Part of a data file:
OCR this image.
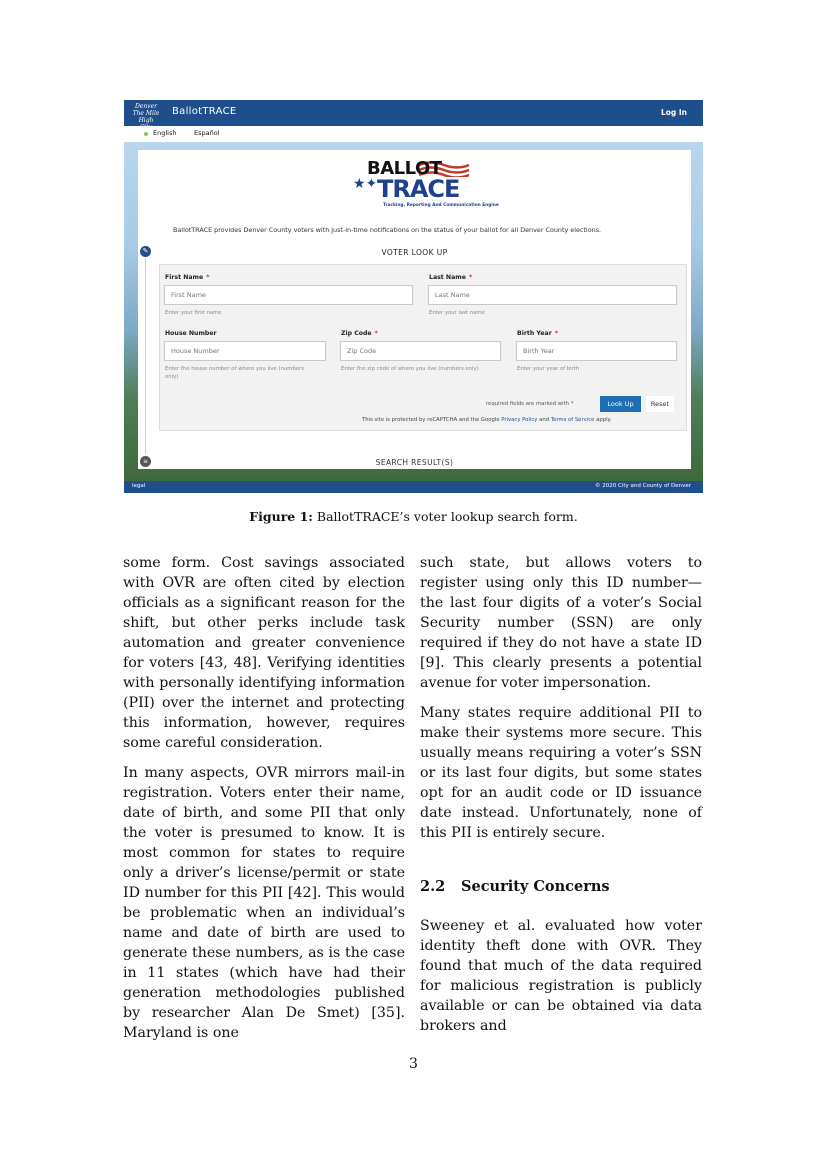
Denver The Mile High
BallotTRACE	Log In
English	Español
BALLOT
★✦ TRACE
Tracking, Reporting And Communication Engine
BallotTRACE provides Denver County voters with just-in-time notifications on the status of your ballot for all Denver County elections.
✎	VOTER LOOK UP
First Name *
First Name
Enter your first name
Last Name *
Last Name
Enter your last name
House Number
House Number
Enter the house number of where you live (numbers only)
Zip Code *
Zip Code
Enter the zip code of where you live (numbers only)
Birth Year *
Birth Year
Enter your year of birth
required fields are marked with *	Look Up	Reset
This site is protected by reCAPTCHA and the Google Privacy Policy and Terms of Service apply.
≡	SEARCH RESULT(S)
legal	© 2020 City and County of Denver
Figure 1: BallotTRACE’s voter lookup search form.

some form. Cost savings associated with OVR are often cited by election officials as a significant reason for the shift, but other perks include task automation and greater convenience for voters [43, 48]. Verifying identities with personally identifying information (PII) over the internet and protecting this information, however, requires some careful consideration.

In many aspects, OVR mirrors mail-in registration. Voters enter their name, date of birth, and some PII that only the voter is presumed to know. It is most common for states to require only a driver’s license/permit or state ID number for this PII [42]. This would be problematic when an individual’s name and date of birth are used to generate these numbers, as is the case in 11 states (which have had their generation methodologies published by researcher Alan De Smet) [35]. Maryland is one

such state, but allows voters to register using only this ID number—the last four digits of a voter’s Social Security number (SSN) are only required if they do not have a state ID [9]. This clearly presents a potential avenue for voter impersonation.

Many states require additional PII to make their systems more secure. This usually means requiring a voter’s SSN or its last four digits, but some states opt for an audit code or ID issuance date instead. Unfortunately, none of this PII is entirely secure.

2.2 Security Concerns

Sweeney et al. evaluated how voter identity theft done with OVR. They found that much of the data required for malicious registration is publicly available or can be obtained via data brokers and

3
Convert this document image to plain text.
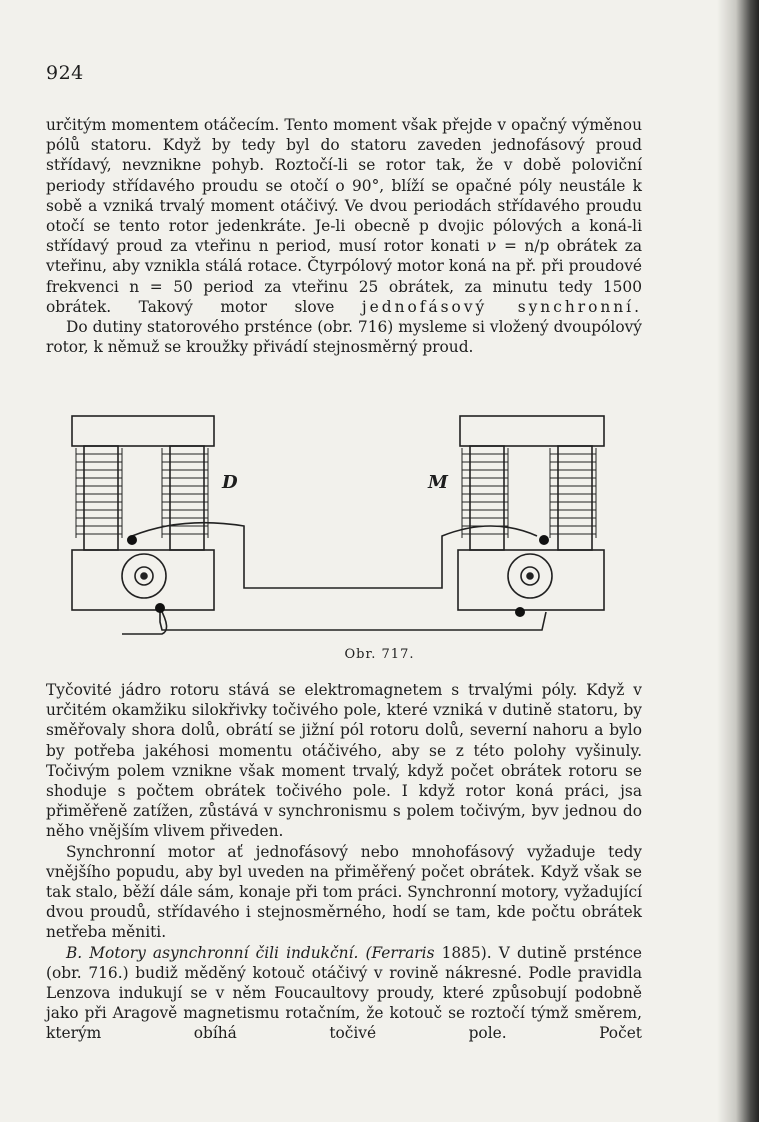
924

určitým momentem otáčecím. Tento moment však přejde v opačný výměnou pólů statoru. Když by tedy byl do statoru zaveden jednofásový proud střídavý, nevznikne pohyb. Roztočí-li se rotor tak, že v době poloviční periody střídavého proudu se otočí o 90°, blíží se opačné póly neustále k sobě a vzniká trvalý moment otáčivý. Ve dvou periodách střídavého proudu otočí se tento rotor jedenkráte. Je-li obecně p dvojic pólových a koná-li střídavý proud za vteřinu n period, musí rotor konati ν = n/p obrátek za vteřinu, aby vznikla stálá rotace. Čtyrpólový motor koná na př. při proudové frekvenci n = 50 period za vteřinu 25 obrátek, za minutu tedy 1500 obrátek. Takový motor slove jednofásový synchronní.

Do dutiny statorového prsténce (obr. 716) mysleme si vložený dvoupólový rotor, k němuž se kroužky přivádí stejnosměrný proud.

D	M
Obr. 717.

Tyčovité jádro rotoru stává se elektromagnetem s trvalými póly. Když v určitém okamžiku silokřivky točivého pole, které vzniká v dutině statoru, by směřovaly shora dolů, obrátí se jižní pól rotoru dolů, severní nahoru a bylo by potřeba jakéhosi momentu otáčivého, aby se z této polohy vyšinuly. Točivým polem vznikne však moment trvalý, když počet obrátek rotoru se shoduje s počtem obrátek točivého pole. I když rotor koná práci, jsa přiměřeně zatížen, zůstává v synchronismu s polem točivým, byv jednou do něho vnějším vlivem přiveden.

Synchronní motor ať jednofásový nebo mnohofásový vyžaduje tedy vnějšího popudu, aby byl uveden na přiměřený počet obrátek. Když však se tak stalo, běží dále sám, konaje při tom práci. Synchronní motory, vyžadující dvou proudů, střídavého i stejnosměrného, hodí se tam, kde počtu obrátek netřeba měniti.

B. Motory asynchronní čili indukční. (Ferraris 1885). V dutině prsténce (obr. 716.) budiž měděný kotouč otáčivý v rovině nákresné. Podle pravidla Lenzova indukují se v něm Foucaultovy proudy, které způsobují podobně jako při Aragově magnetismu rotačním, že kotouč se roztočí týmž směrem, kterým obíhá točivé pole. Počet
* * *
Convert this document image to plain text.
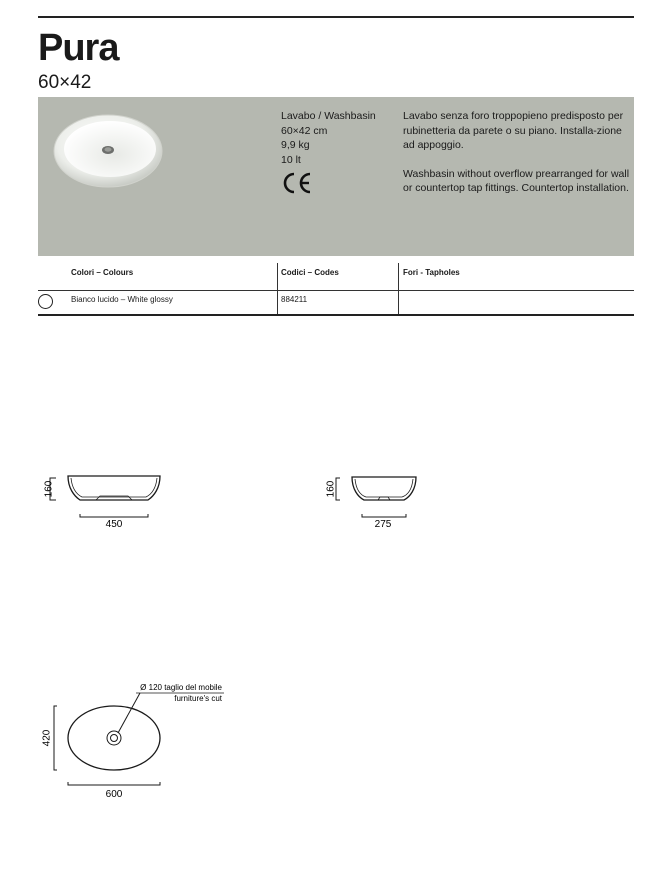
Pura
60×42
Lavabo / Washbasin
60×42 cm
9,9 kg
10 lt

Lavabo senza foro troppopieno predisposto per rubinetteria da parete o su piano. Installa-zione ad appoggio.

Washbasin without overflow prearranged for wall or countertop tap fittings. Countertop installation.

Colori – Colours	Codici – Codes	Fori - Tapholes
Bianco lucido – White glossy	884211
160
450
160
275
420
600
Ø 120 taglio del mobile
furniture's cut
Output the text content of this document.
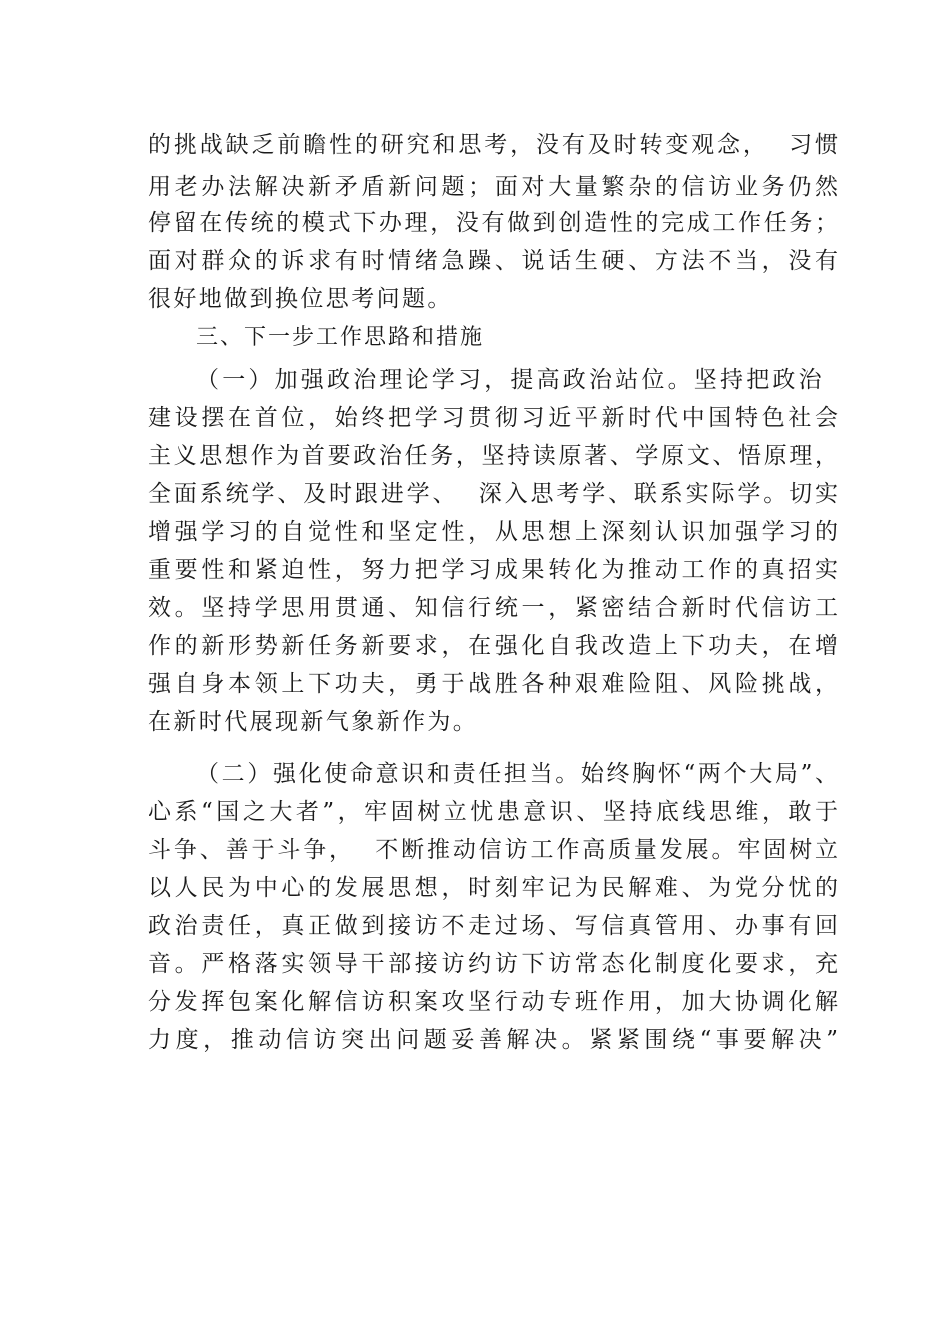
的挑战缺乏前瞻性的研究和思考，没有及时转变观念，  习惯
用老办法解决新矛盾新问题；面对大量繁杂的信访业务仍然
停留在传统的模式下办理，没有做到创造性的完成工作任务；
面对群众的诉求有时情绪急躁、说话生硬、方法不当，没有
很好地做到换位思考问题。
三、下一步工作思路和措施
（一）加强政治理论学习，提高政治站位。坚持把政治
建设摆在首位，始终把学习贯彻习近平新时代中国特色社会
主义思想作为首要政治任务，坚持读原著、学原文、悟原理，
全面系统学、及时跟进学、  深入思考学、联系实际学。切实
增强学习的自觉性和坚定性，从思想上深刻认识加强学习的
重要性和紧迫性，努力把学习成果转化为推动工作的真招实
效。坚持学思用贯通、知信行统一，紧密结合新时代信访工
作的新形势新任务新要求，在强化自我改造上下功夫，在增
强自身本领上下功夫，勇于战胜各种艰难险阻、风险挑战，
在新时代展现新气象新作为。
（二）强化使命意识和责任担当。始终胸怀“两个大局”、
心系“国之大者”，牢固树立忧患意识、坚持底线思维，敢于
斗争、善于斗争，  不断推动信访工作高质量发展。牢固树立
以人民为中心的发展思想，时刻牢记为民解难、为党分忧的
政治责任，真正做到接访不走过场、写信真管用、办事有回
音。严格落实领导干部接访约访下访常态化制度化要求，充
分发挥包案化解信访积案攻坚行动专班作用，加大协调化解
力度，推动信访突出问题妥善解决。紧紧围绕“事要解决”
--
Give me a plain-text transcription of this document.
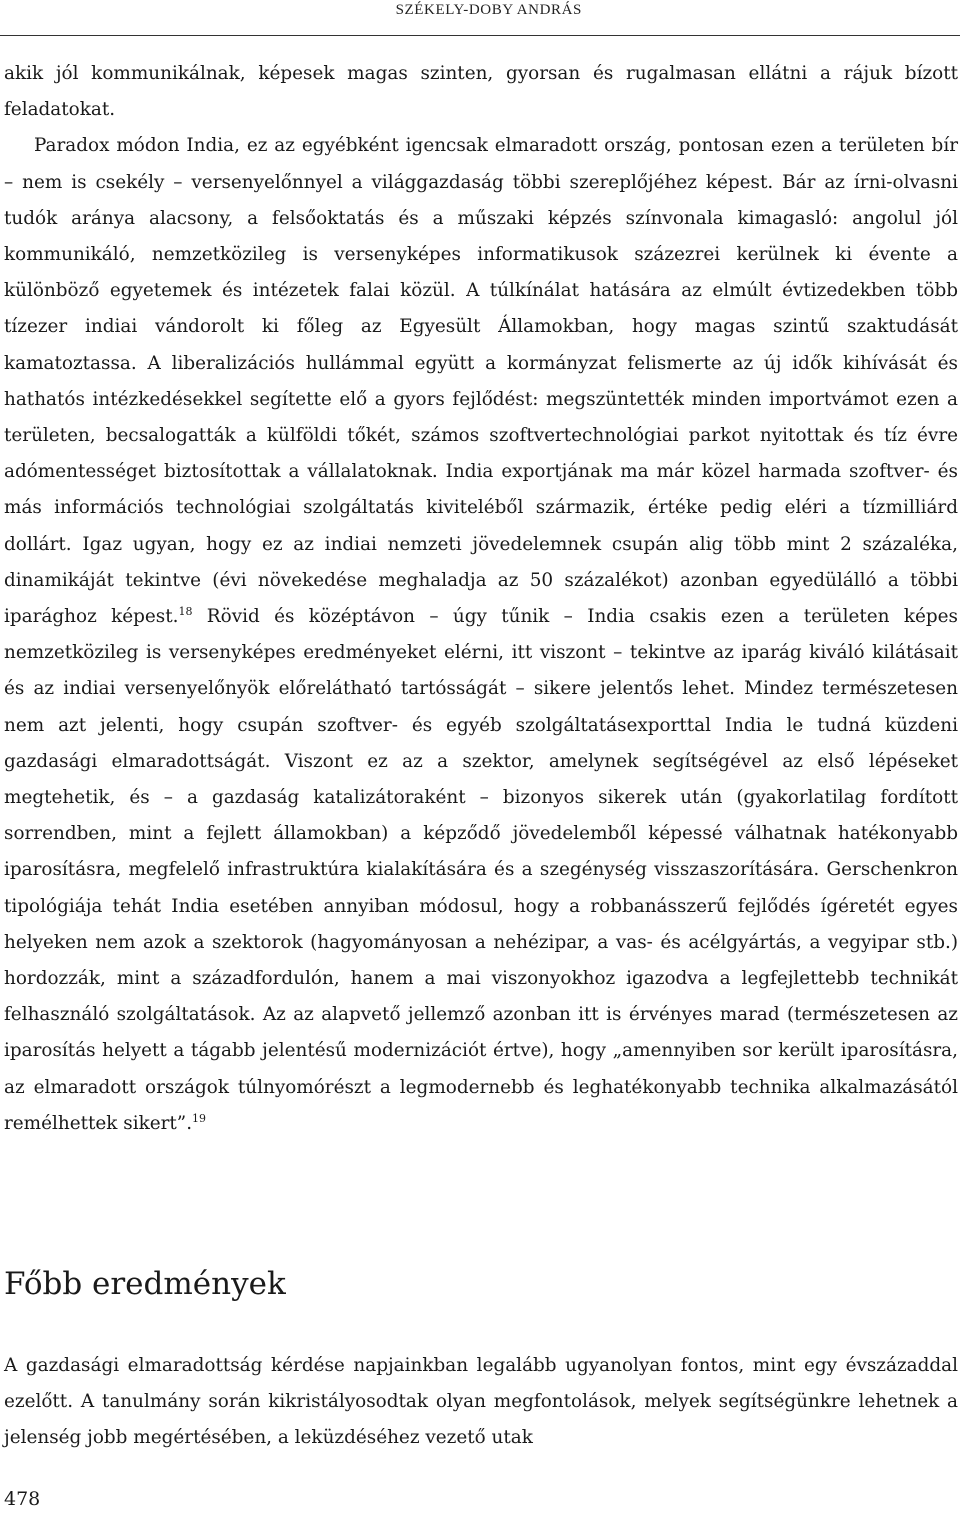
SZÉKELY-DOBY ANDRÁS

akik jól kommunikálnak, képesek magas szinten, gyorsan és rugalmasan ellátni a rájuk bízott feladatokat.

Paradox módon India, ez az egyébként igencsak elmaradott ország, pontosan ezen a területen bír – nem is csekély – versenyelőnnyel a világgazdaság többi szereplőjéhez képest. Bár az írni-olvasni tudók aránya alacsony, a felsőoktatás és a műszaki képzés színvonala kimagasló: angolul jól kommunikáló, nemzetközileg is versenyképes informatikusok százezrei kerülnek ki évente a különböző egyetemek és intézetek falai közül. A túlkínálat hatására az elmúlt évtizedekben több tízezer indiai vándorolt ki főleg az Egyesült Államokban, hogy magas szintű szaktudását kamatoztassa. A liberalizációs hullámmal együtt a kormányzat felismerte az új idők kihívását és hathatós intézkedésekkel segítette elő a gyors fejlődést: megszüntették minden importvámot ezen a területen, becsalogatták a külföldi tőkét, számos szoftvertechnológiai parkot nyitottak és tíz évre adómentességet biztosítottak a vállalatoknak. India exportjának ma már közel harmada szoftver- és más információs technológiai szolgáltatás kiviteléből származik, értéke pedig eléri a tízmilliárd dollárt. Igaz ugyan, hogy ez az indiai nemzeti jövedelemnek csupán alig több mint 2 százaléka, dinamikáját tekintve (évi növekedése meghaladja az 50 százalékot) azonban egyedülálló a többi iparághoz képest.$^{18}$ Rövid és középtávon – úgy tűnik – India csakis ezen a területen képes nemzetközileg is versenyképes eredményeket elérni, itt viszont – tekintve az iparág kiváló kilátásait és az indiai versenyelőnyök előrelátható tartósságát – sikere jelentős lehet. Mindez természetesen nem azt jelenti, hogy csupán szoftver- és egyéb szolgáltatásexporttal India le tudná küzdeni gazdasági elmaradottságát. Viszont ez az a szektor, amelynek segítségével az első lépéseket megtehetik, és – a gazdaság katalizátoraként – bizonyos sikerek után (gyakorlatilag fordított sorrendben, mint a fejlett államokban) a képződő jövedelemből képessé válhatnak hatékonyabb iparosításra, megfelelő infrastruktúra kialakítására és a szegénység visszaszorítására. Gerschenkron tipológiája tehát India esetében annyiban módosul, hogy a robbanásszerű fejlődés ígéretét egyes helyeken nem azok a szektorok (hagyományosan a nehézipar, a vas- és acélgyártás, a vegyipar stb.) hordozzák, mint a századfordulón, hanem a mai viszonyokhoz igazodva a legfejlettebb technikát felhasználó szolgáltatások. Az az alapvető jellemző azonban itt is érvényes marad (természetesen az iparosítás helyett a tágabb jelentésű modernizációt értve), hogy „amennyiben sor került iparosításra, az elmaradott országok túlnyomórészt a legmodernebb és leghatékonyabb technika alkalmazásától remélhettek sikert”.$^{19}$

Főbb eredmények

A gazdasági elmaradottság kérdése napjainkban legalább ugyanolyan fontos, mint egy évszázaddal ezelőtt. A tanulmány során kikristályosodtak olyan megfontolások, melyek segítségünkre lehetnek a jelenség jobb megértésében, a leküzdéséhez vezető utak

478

§ **Aim**
Every line of the listing that holds "document" should be found and copied.

§ **Result for this task**
Convert this document image to plain text.
Convert this document image to plain text.
Output the text content of this document.
Give me a plain-text transcription of this document.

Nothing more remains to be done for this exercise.